* _EXERCISE REQUIREMENTS_
Leave out the pictures and reproduce all of the data exactly.

[Dataset records on visual material]
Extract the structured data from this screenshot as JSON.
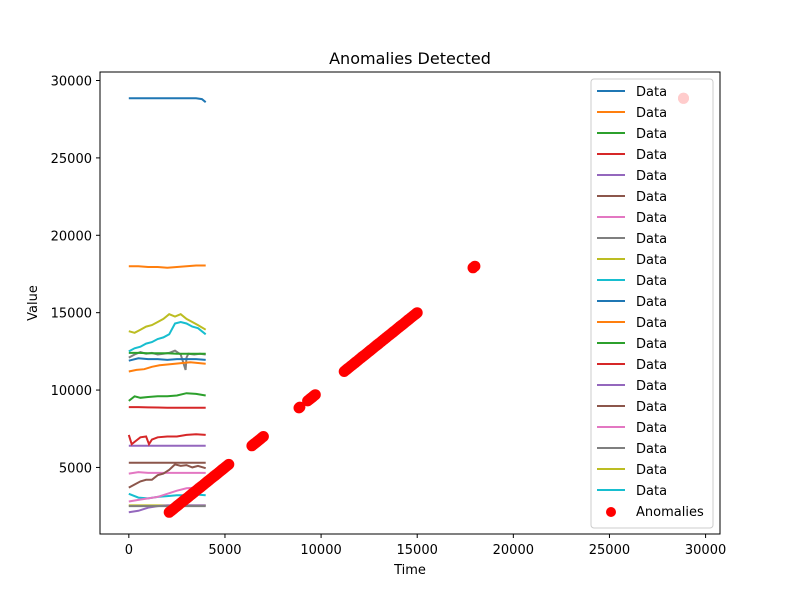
{
  "chart_data": {
    "type": "line",
    "title": "Anomalies Detected",
    "xlabel": "Time",
    "ylabel": "Value",
    "xlim": [
      -1500,
      30750
    ],
    "ylim": [
      700,
      30550
    ],
    "xticks": [
      0,
      5000,
      10000,
      15000,
      20000,
      25000,
      30000
    ],
    "yticks": [
      5000,
      10000,
      15000,
      20000,
      25000,
      30000
    ],
    "xtick_labels": [
      "0",
      "5000",
      "10000",
      "15000",
      "20000",
      "25000",
      "30000"
    ],
    "ytick_labels": [
      "5000",
      "10000",
      "15000",
      "20000",
      "25000",
      "30000"
    ],
    "grid": false,
    "legend_position": "upper right",
    "series": [
      {
        "name": "Data",
        "color": "#1f77b4",
        "x": [
          0,
          500,
          1000,
          1500,
          2000,
          2500,
          3000,
          3500,
          3800,
          4000
        ],
        "y": [
          28850,
          28850,
          28850,
          28850,
          28850,
          28850,
          28850,
          28850,
          28800,
          28600
        ]
      },
      {
        "name": "Data",
        "color": "#ff7f0e",
        "x": [
          0,
          500,
          1000,
          1500,
          2000,
          2500,
          3000,
          3500,
          4000
        ],
        "y": [
          18000,
          18000,
          17950,
          17950,
          17900,
          17950,
          18000,
          18050,
          18050
        ]
      },
      {
        "name": "Data",
        "color": "#2ca02c",
        "x": [
          0,
          300,
          600,
          1000,
          1500,
          2000,
          2500,
          3000,
          3500,
          4000
        ],
        "y": [
          9300,
          9600,
          9500,
          9550,
          9600,
          9600,
          9650,
          9800,
          9750,
          9650
        ]
      },
      {
        "name": "Data",
        "color": "#d62728",
        "x": [
          0,
          500,
          1000,
          1500,
          2000,
          2500,
          3000,
          3500,
          4000
        ],
        "y": [
          8900,
          8900,
          8880,
          8870,
          8860,
          8860,
          8860,
          8860,
          8860
        ]
      },
      {
        "name": "Data",
        "color": "#9467bd",
        "x": [
          0,
          500,
          1000,
          1500,
          2000,
          2500,
          3000,
          3500,
          4000
        ],
        "y": [
          6400,
          6400,
          6400,
          6400,
          6400,
          6400,
          6400,
          6400,
          6400
        ]
      },
      {
        "name": "Data",
        "color": "#8c564b",
        "x": [
          0,
          500,
          1000,
          1500,
          2000,
          2500,
          3000,
          3500,
          4000
        ],
        "y": [
          5300,
          5300,
          5300,
          5300,
          5300,
          5300,
          5300,
          5300,
          5300
        ]
      },
      {
        "name": "Data",
        "color": "#e377c2",
        "x": [
          0,
          500,
          1000,
          1500,
          2000,
          2500,
          3000,
          3500,
          4000
        ],
        "y": [
          4600,
          4700,
          4650,
          4650,
          4650,
          4650,
          4650,
          4650,
          4650
        ]
      },
      {
        "name": "Data",
        "color": "#7f7f7f",
        "x": [
          0,
          300,
          600,
          900,
          1200,
          1500,
          1800,
          2100,
          2400,
          2700,
          2950,
          3000,
          3100,
          3400,
          3700,
          4000
        ],
        "y": [
          12100,
          12300,
          12450,
          12350,
          12400,
          12300,
          12350,
          12400,
          12550,
          12300,
          11300,
          12100,
          12350,
          12300,
          12350,
          12300
        ]
      },
      {
        "name": "Data",
        "color": "#bcbd22",
        "x": [
          0,
          500,
          1000,
          1500,
          2000,
          2500,
          3000,
          3500,
          4000
        ],
        "y": [
          2550,
          2550,
          2550,
          2550,
          2550,
          2550,
          2550,
          2550,
          2550
        ]
      },
      {
        "name": "Data",
        "color": "#17becf",
        "x": [
          0,
          500,
          1000,
          1500,
          2000,
          2500,
          3000,
          3500,
          4000
        ],
        "y": [
          3300,
          3050,
          3000,
          3100,
          3150,
          3200,
          3200,
          3250,
          3200
        ]
      },
      {
        "name": "Data",
        "color": "#1f77b4",
        "x": [
          0,
          500,
          1000,
          1500,
          2000,
          2500,
          3000,
          3500,
          4000
        ],
        "y": [
          11900,
          12050,
          12000,
          12000,
          11950,
          12000,
          12000,
          12000,
          11950
        ]
      },
      {
        "name": "Data",
        "color": "#ff7f0e",
        "x": [
          0,
          400,
          800,
          1200,
          1600,
          2000,
          2400,
          2800,
          3200,
          3600,
          4000
        ],
        "y": [
          11200,
          11300,
          11350,
          11500,
          11600,
          11650,
          11700,
          11750,
          11800,
          11750,
          11700
        ]
      },
      {
        "name": "Data",
        "color": "#2ca02c",
        "x": [
          0,
          500,
          1000,
          1500,
          2000,
          2500,
          3000,
          3500,
          4000
        ],
        "y": [
          12400,
          12400,
          12380,
          12380,
          12380,
          12350,
          12350,
          12350,
          12350
        ]
      },
      {
        "name": "Data",
        "color": "#d62728",
        "x": [
          0,
          150,
          300,
          600,
          900,
          1050,
          1200,
          1500,
          2000,
          2500,
          3000,
          3500,
          4000
        ],
        "y": [
          7100,
          6500,
          6650,
          6950,
          7000,
          6500,
          6800,
          6950,
          7000,
          7000,
          7100,
          7150,
          7100
        ]
      },
      {
        "name": "Data",
        "color": "#9467bd",
        "x": [
          0,
          500,
          1000,
          1500,
          2000,
          2500,
          3000,
          3500,
          4000
        ],
        "y": [
          2100,
          2200,
          2400,
          2500,
          2550,
          2550,
          2550,
          2550,
          2550
        ]
      },
      {
        "name": "Data",
        "color": "#8c564b",
        "x": [
          0,
          300,
          600,
          900,
          1200,
          1500,
          1800,
          2100,
          2400,
          2700,
          3000,
          3300,
          3600,
          4000
        ],
        "y": [
          3700,
          3900,
          4100,
          4200,
          4200,
          4500,
          4600,
          4850,
          5200,
          5100,
          5150,
          5000,
          5100,
          4950
        ]
      },
      {
        "name": "Data",
        "color": "#e377c2",
        "x": [
          0,
          500,
          1000,
          1500,
          2000,
          2500,
          3000,
          3500,
          4000
        ],
        "y": [
          2800,
          2900,
          3000,
          3100,
          3300,
          3500,
          3650,
          3700,
          3700
        ]
      },
      {
        "name": "Data",
        "color": "#7f7f7f",
        "x": [
          0,
          500,
          1000,
          1500,
          2000,
          2500,
          3000,
          3500,
          4000
        ],
        "y": [
          2500,
          2500,
          2500,
          2500,
          2500,
          2500,
          2500,
          2500,
          2500
        ]
      },
      {
        "name": "Data",
        "color": "#bcbd22",
        "x": [
          0,
          300,
          600,
          900,
          1200,
          1500,
          1800,
          2100,
          2400,
          2700,
          3000,
          3300,
          3600,
          4000
        ],
        "y": [
          13800,
          13700,
          13900,
          14100,
          14200,
          14400,
          14600,
          14900,
          14750,
          14900,
          14600,
          14400,
          14200,
          13900
        ]
      },
      {
        "name": "Data",
        "color": "#17becf",
        "x": [
          0,
          300,
          600,
          900,
          1200,
          1500,
          1800,
          2100,
          2400,
          2700,
          3000,
          3300,
          3600,
          4000
        ],
        "y": [
          12500,
          12700,
          12800,
          13000,
          13100,
          13300,
          13400,
          13600,
          14300,
          14400,
          14300,
          14100,
          14000,
          13600
        ]
      }
    ],
    "anomalies": {
      "name": "Anomalies",
      "color": "#ff0000",
      "segments": [
        [
          2100,
          5200
        ],
        [
          6400,
          7000
        ],
        [
          8850,
          8900
        ],
        [
          9300,
          9700
        ],
        [
          11200,
          15000
        ],
        [
          17900,
          18000
        ],
        [
          28850,
          28850
        ]
      ]
    }
  }
}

* _PROBLEM SOLUTION_
Extract the structured data from this screenshot as JSON.
{
  "chart_data": {
    "type": "line",
    "title": "Anomalies Detected",
    "xlabel": "Time",
    "ylabel": "Value",
    "xlim": [
      -1500,
      30750
    ],
    "ylim": [
      700,
      30550
    ],
    "xticks": [
      0,
      5000,
      10000,
      15000,
      20000,
      25000,
      30000
    ],
    "yticks": [
      5000,
      10000,
      15000,
      20000,
      25000,
      30000
    ],
    "xtick_labels": [
      "0",
      "5000",
      "10000",
      "15000",
      "20000",
      "25000",
      "30000"
    ],
    "ytick_labels": [
      "5000",
      "10000",
      "15000",
      "20000",
      "25000",
      "30000"
    ],
    "grid": false,
    "legend_position": "upper right",
    "series": [
      {
        "name": "Data",
        "color": "#1f77b4",
        "x": [
          0,
          500,
          1000,
          1500,
          2000,
          2500,
          3000,
          3500,
          3800,
          4000
        ],
        "y": [
          28850,
          28850,
          28850,
          28850,
          28850,
          28850,
          28850,
          28850,
          28800,
          28600
        ]
      },
      {
        "name": "Data",
        "color": "#ff7f0e",
        "x": [
          0,
          500,
          1000,
          1500,
          2000,
          2500,
          3000,
          3500,
          4000
        ],
        "y": [
          18000,
          18000,
          17950,
          17950,
          17900,
          17950,
          18000,
          18050,
          18050
        ]
      },
      {
        "name": "Data",
        "color": "#2ca02c",
        "x": [
          0,
          300,
          600,
          1000,
          1500,
          2000,
          2500,
          3000,
          3500,
          4000
        ],
        "y": [
          9300,
          9600,
          9500,
          9550,
          9600,
          9600,
          9650,
          9800,
          9750,
          9650
        ]
      },
      {
        "name": "Data",
        "color": "#d62728",
        "x": [
          0,
          500,
          1000,
          1500,
          2000,
          2500,
          3000,
          3500,
          4000
        ],
        "y": [
          8900,
          8900,
          8880,
          8870,
          8860,
          8860,
          8860,
          8860,
          8860
        ]
      },
      {
        "name": "Data",
        "color": "#9467bd",
        "x": [
          0,
          500,
          1000,
          1500,
          2000,
          2500,
          3000,
          3500,
          4000
        ],
        "y": [
          6400,
          6400,
          6400,
          6400,
          6400,
          6400,
          6400,
          6400,
          6400
        ]
      },
      {
        "name": "Data",
        "color": "#8c564b",
        "x": [
          0,
          500,
          1000,
          1500,
          2000,
          2500,
          3000,
          3500,
          4000
        ],
        "y": [
          5300,
          5300,
          5300,
          5300,
          5300,
          5300,
          5300,
          5300,
          5300
        ]
      },
      {
        "name": "Data",
        "color": "#e377c2",
        "x": [
          0,
          500,
          1000,
          1500,
          2000,
          2500,
          3000,
          3500,
          4000
        ],
        "y": [
          4600,
          4700,
          4650,
          4650,
          4650,
          4650,
          4650,
          4650,
          4650
        ]
      },
      {
        "name": "Data",
        "color": "#7f7f7f",
        "x": [
          0,
          300,
          600,
          900,
          1200,
          1500,
          1800,
          2100,
          2400,
          2700,
          2950,
          3000,
          3100,
          3400,
          3700,
          4000
        ],
        "y": [
          12100,
          12300,
          12450,
          12350,
          12400,
          12300,
          12350,
          12400,
          12550,
          12300,
          11300,
          12100,
          12350,
          12300,
          12350,
          12300
        ]
      },
      {
        "name": "Data",
        "color": "#bcbd22",
        "x": [
          0,
          500,
          1000,
          1500,
          2000,
          2500,
          3000,
          3500,
          4000
        ],
        "y": [
          2550,
          2550,
          2550,
          2550,
          2550,
          2550,
          2550,
          2550,
          2550
        ]
      },
      {
        "name": "Data",
        "color": "#17becf",
        "x": [
          0,
          500,
          1000,
          1500,
          2000,
          2500,
          3000,
          3500,
          4000
        ],
        "y": [
          3300,
          3050,
          3000,
          3100,
          3150,
          3200,
          3200,
          3250,
          3200
        ]
      },
      {
        "name": "Data",
        "color": "#1f77b4",
        "x": [
          0,
          500,
          1000,
          1500,
          2000,
          2500,
          3000,
          3500,
          4000
        ],
        "y": [
          11900,
          12050,
          12000,
          12000,
          11950,
          12000,
          12000,
          12000,
          11950
        ]
      },
      {
        "name": "Data",
        "color": "#ff7f0e",
        "x": [
          0,
          400,
          800,
          1200,
          1600,
          2000,
          2400,
          2800,
          3200,
          3600,
          4000
        ],
        "y": [
          11200,
          11300,
          11350,
          11500,
          11600,
          11650,
          11700,
          11750,
          11800,
          11750,
          11700
        ]
      },
      {
        "name": "Data",
        "color": "#2ca02c",
        "x": [
          0,
          500,
          1000,
          1500,
          2000,
          2500,
          3000,
          3500,
          4000
        ],
        "y": [
          12400,
          12400,
          12380,
          12380,
          12380,
          12350,
          12350,
          12350,
          12350
        ]
      },
      {
        "name": "Data",
        "color": "#d62728",
        "x": [
          0,
          150,
          300,
          600,
          900,
          1050,
          1200,
          1500,
          2000,
          2500,
          3000,
          3500,
          4000
        ],
        "y": [
          7100,
          6500,
          6650,
          6950,
          7000,
          6500,
          6800,
          6950,
          7000,
          7000,
          7100,
          7150,
          7100
        ]
      },
      {
        "name": "Data",
        "color": "#9467bd",
        "x": [
          0,
          500,
          1000,
          1500,
          2000,
          2500,
          3000,
          3500,
          4000
        ],
        "y": [
          2100,
          2200,
          2400,
          2500,
          2550,
          2550,
          2550,
          2550,
          2550
        ]
      },
      {
        "name": "Data",
        "color": "#8c564b",
        "x": [
          0,
          300,
          600,
          900,
          1200,
          1500,
          1800,
          2100,
          2400,
          2700,
          3000,
          3300,
          3600,
          4000
        ],
        "y": [
          3700,
          3900,
          4100,
          4200,
          4200,
          4500,
          4600,
          4850,
          5200,
          5100,
          5150,
          5000,
          5100,
          4950
        ]
      },
      {
        "name": "Data",
        "color": "#e377c2",
        "x": [
          0,
          500,
          1000,
          1500,
          2000,
          2500,
          3000,
          3500,
          4000
        ],
        "y": [
          2800,
          2900,
          3000,
          3100,
          3300,
          3500,
          3650,
          3700,
          3700
        ]
      },
      {
        "name": "Data",
        "color": "#7f7f7f",
        "x": [
          0,
          500,
          1000,
          1500,
          2000,
          2500,
          3000,
          3500,
          4000
        ],
        "y": [
          2500,
          2500,
          2500,
          2500,
          2500,
          2500,
          2500,
          2500,
          2500
        ]
      },
      {
        "name": "Data",
        "color": "#bcbd22",
        "x": [
          0,
          300,
          600,
          900,
          1200,
          1500,
          1800,
          2100,
          2400,
          2700,
          3000,
          3300,
          3600,
          4000
        ],
        "y": [
          13800,
          13700,
          13900,
          14100,
          14200,
          14400,
          14600,
          14900,
          14750,
          14900,
          14600,
          14400,
          14200,
          13900
        ]
      },
      {
        "name": "Data",
        "color": "#17becf",
        "x": [
          0,
          300,
          600,
          900,
          1200,
          1500,
          1800,
          2100,
          2400,
          2700,
          3000,
          3300,
          3600,
          4000
        ],
        "y": [
          12500,
          12700,
          12800,
          13000,
          13100,
          13300,
          13400,
          13600,
          14300,
          14400,
          14300,
          14100,
          14000,
          13600
        ]
      }
    ],
    "anomalies": {
      "name": "Anomalies",
      "color": "#ff0000",
      "segments": [
        [
          2100,
          5200
        ],
        [
          6400,
          7000
        ],
        [
          8850,
          8900
        ],
        [
          9300,
          9700
        ],
        [
          11200,
          15000
        ],
        [
          17900,
          18000
        ],
        [
          28850,
          28850
        ]
      ]
    }
  }
}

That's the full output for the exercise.